Read the data and repeat all of it exactly.
((
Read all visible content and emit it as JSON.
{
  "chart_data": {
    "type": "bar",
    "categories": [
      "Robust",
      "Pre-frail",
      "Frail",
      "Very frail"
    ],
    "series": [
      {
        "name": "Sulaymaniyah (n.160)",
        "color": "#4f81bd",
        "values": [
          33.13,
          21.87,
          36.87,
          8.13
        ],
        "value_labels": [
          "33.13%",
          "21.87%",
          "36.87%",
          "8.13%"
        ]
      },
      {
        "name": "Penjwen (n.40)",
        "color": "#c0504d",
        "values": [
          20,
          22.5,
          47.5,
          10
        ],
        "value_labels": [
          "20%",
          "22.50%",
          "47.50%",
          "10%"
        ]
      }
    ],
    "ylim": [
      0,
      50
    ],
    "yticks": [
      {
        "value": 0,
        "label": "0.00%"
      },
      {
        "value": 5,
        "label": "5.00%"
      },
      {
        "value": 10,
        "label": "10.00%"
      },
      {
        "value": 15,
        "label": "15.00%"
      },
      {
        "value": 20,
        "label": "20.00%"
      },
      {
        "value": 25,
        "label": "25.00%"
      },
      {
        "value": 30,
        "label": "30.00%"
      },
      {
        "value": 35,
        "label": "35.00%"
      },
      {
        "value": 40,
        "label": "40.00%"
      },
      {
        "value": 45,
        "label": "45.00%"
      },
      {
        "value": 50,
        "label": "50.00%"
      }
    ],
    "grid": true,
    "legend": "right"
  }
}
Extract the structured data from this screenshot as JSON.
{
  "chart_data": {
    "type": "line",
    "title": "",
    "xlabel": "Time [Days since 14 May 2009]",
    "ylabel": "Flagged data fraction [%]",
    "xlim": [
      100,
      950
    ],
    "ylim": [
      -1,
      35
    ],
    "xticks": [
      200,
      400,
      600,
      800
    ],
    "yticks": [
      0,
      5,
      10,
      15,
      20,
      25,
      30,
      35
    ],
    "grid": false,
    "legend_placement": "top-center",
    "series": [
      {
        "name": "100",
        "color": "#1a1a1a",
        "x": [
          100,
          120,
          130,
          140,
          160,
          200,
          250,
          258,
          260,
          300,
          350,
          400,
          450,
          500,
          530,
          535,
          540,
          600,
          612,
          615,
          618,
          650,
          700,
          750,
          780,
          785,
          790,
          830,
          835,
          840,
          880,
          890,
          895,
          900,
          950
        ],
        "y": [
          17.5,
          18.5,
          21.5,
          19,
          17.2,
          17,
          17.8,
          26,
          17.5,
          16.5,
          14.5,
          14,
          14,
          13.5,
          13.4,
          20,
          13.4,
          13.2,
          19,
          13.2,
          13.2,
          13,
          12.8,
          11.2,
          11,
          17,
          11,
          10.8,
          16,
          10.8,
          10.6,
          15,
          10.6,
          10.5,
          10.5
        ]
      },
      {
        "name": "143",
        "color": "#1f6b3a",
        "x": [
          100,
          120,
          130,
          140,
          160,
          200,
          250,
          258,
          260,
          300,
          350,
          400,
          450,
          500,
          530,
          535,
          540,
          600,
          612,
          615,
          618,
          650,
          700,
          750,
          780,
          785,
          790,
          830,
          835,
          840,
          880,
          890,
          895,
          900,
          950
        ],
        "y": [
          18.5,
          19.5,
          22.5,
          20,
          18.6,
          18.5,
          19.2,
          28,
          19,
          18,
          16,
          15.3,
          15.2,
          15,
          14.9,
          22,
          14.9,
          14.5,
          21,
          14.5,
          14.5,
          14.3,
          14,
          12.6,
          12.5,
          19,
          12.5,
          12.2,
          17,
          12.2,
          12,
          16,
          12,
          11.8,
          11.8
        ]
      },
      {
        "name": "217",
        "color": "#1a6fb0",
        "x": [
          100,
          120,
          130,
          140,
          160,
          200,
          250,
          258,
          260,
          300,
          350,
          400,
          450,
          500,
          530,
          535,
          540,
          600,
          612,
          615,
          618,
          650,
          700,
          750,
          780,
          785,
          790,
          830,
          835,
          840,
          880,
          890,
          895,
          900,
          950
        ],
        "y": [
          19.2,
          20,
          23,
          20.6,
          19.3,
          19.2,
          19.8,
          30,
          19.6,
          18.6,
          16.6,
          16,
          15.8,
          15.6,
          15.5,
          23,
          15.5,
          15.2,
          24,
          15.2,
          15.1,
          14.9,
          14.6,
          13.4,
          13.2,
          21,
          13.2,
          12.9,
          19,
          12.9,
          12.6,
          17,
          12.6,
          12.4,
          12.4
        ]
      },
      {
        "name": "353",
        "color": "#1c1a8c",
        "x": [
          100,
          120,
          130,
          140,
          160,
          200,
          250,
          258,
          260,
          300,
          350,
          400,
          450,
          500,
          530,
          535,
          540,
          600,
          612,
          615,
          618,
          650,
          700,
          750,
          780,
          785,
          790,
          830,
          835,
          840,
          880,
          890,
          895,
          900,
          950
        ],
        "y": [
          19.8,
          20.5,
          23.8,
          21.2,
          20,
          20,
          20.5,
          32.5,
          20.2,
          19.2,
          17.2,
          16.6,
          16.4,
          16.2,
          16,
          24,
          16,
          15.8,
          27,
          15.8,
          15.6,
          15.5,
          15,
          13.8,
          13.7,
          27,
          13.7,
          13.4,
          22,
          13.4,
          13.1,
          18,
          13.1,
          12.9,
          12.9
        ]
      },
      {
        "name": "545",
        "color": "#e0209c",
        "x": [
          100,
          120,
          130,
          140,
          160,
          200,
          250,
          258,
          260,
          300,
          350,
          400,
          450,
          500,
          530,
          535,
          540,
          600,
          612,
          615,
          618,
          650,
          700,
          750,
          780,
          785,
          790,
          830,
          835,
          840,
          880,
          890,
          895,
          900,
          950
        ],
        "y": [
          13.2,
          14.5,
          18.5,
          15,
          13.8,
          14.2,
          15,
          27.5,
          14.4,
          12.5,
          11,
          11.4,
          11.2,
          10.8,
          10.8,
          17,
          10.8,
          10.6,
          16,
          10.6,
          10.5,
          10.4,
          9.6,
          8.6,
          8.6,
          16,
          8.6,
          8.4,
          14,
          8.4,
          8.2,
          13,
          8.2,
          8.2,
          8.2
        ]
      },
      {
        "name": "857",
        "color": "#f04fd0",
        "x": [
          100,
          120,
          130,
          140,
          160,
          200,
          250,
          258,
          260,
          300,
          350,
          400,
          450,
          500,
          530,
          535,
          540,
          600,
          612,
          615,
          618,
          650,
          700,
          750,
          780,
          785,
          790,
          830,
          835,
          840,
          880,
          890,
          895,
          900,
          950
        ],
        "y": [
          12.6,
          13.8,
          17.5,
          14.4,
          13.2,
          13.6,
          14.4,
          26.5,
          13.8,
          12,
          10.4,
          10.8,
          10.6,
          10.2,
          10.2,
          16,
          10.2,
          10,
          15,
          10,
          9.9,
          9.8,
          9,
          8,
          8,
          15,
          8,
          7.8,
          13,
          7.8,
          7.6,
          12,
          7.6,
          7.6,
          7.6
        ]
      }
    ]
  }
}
))
> [FINISHED ANSWER]
Read all visible content and emit it as JSON.
{
  "chart_data": {
    "type": "bar",
    "categories": [
      "Robust",
      "Pre-frail",
      "Frail",
      "Very frail"
    ],
    "series": [
      {
        "name": "Sulaymaniyah (n.160)",
        "color": "#4f81bd",
        "values": [
          33.13,
          21.87,
          36.87,
          8.13
        ],
        "value_labels": [
          "33.13%",
          "21.87%",
          "36.87%",
          "8.13%"
        ]
      },
      {
        "name": "Penjwen (n.40)",
        "color": "#c0504d",
        "values": [
          20,
          22.5,
          47.5,
          10
        ],
        "value_labels": [
          "20%",
          "22.50%",
          "47.50%",
          "10%"
        ]
      }
    ],
    "ylim": [
      0,
      50
    ],
    "yticks": [
      {
        "value": 0,
        "label": "0.00%"
      },
      {
        "value": 5,
        "label": "5.00%"
      },
      {
        "value": 10,
        "label": "10.00%"
      },
      {
        "value": 15,
        "label": "15.00%"
      },
      {
        "value": 20,
        "label": "20.00%"
      },
      {
        "value": 25,
        "label": "25.00%"
      },
      {
        "value": 30,
        "label": "30.00%"
      },
      {
        "value": 35,
        "label": "35.00%"
      },
      {
        "value": 40,
        "label": "40.00%"
      },
      {
        "value": 45,
        "label": "45.00%"
      },
      {
        "value": 50,
        "label": "50.00%"
      }
    ],
    "grid": true,
    "legend": "right"
  }
}
Extract the structured data from this screenshot as JSON.
{
  "chart_data": {
    "type": "line",
    "title": "",
    "xlabel": "Time [Days since 14 May 2009]",
    "ylabel": "Flagged data fraction [%]",
    "xlim": [
      100,
      950
    ],
    "ylim": [
      -1,
      35
    ],
    "xticks": [
      200,
      400,
      600,
      800
    ],
    "yticks": [
      0,
      5,
      10,
      15,
      20,
      25,
      30,
      35
    ],
    "grid": false,
    "legend_placement": "top-center",
    "series": [
      {
        "name": "100",
        "color": "#1a1a1a",
        "x": [
          100,
          120,
          130,
          140,
          160,
          200,
          250,
          258,
          260,
          300,
          350,
          400,
          450,
          500,
          530,
          535,
          540,
          600,
          612,
          615,
          618,
          650,
          700,
          750,
          780,
          785,
          790,
          830,
          835,
          840,
          880,
          890,
          895,
          900,
          950
        ],
        "y": [
          17.5,
          18.5,
          21.5,
          19,
          17.2,
          17,
          17.8,
          26,
          17.5,
          16.5,
          14.5,
          14,
          14,
          13.5,
          13.4,
          20,
          13.4,
          13.2,
          19,
          13.2,
          13.2,
          13,
          12.8,
          11.2,
          11,
          17,
          11,
          10.8,
          16,
          10.8,
          10.6,
          15,
          10.6,
          10.5,
          10.5
        ]
      },
      {
        "name": "143",
        "color": "#1f6b3a",
        "x": [
          100,
          120,
          130,
          140,
          160,
          200,
          250,
          258,
          260,
          300,
          350,
          400,
          450,
          500,
          530,
          535,
          540,
          600,
          612,
          615,
          618,
          650,
          700,
          750,
          780,
          785,
          790,
          830,
          835,
          840,
          880,
          890,
          895,
          900,
          950
        ],
        "y": [
          18.5,
          19.5,
          22.5,
          20,
          18.6,
          18.5,
          19.2,
          28,
          19,
          18,
          16,
          15.3,
          15.2,
          15,
          14.9,
          22,
          14.9,
          14.5,
          21,
          14.5,
          14.5,
          14.3,
          14,
          12.6,
          12.5,
          19,
          12.5,
          12.2,
          17,
          12.2,
          12,
          16,
          12,
          11.8,
          11.8
        ]
      },
      {
        "name": "217",
        "color": "#1a6fb0",
        "x": [
          100,
          120,
          130,
          140,
          160,
          200,
          250,
          258,
          260,
          300,
          350,
          400,
          450,
          500,
          530,
          535,
          540,
          600,
          612,
          615,
          618,
          650,
          700,
          750,
          780,
          785,
          790,
          830,
          835,
          840,
          880,
          890,
          895,
          900,
          950
        ],
        "y": [
          19.2,
          20,
          23,
          20.6,
          19.3,
          19.2,
          19.8,
          30,
          19.6,
          18.6,
          16.6,
          16,
          15.8,
          15.6,
          15.5,
          23,
          15.5,
          15.2,
          24,
          15.2,
          15.1,
          14.9,
          14.6,
          13.4,
          13.2,
          21,
          13.2,
          12.9,
          19,
          12.9,
          12.6,
          17,
          12.6,
          12.4,
          12.4
        ]
      },
      {
        "name": "353",
        "color": "#1c1a8c",
        "x": [
          100,
          120,
          130,
          140,
          160,
          200,
          250,
          258,
          260,
          300,
          350,
          400,
          450,
          500,
          530,
          535,
          540,
          600,
          612,
          615,
          618,
          650,
          700,
          750,
          780,
          785,
          790,
          830,
          835,
          840,
          880,
          890,
          895,
          900,
          950
        ],
        "y": [
          19.8,
          20.5,
          23.8,
          21.2,
          20,
          20,
          20.5,
          32.5,
          20.2,
          19.2,
          17.2,
          16.6,
          16.4,
          16.2,
          16,
          24,
          16,
          15.8,
          27,
          15.8,
          15.6,
          15.5,
          15,
          13.8,
          13.7,
          27,
          13.7,
          13.4,
          22,
          13.4,
          13.1,
          18,
          13.1,
          12.9,
          12.9
        ]
      },
      {
        "name": "545",
        "color": "#e0209c",
        "x": [
          100,
          120,
          130,
          140,
          160,
          200,
          250,
          258,
          260,
          300,
          350,
          400,
          450,
          500,
          530,
          535,
          540,
          600,
          612,
          615,
          618,
          650,
          700,
          750,
          780,
          785,
          790,
          830,
          835,
          840,
          880,
          890,
          895,
          900,
          950
        ],
        "y": [
          13.2,
          14.5,
          18.5,
          15,
          13.8,
          14.2,
          15,
          27.5,
          14.4,
          12.5,
          11,
          11.4,
          11.2,
          10.8,
          10.8,
          17,
          10.8,
          10.6,
          16,
          10.6,
          10.5,
          10.4,
          9.6,
          8.6,
          8.6,
          16,
          8.6,
          8.4,
          14,
          8.4,
          8.2,
          13,
          8.2,
          8.2,
          8.2
        ]
      },
      {
        "name": "857",
        "color": "#f04fd0",
        "x": [
          100,
          120,
          130,
          140,
          160,
          200,
          250,
          258,
          260,
          300,
          350,
          400,
          450,
          500,
          530,
          535,
          540,
          600,
          612,
          615,
          618,
          650,
          700,
          750,
          780,
          785,
          790,
          830,
          835,
          840,
          880,
          890,
          895,
          900,
          950
        ],
        "y": [
          12.6,
          13.8,
          17.5,
          14.4,
          13.2,
          13.6,
          14.4,
          26.5,
          13.8,
          12,
          10.4,
          10.8,
          10.6,
          10.2,
          10.2,
          16,
          10.2,
          10,
          15,
          10,
          9.9,
          9.8,
          9,
          8,
          8,
          15,
          8,
          7.8,
          13,
          7.8,
          7.6,
          12,
          7.6,
          7.6,
          7.6
        ]
      }
    ]
  }
}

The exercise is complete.